# PROBLEM TO WORK ON
Pick out each line with the word "丁取得房屋所有权后" from the material that follows.

+ + + + +

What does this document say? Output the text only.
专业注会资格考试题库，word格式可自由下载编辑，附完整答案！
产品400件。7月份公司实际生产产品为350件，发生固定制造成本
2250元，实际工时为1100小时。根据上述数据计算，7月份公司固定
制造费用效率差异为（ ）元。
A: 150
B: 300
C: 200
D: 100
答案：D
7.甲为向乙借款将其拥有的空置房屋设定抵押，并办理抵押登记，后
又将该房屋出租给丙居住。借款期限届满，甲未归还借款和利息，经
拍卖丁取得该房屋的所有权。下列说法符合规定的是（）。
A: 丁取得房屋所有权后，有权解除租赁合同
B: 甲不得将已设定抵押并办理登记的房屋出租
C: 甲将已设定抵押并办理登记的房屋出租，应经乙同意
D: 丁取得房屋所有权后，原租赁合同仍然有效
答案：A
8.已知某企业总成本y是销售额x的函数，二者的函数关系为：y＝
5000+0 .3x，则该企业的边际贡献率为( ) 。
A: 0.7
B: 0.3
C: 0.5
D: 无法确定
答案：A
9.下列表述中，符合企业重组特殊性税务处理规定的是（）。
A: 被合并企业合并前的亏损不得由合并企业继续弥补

+ + + + +

# FINISHED TASK
A: 丁取得房屋所有权后，有权解除租赁合同
D: 丁取得房屋所有权后，原租赁合同仍然有效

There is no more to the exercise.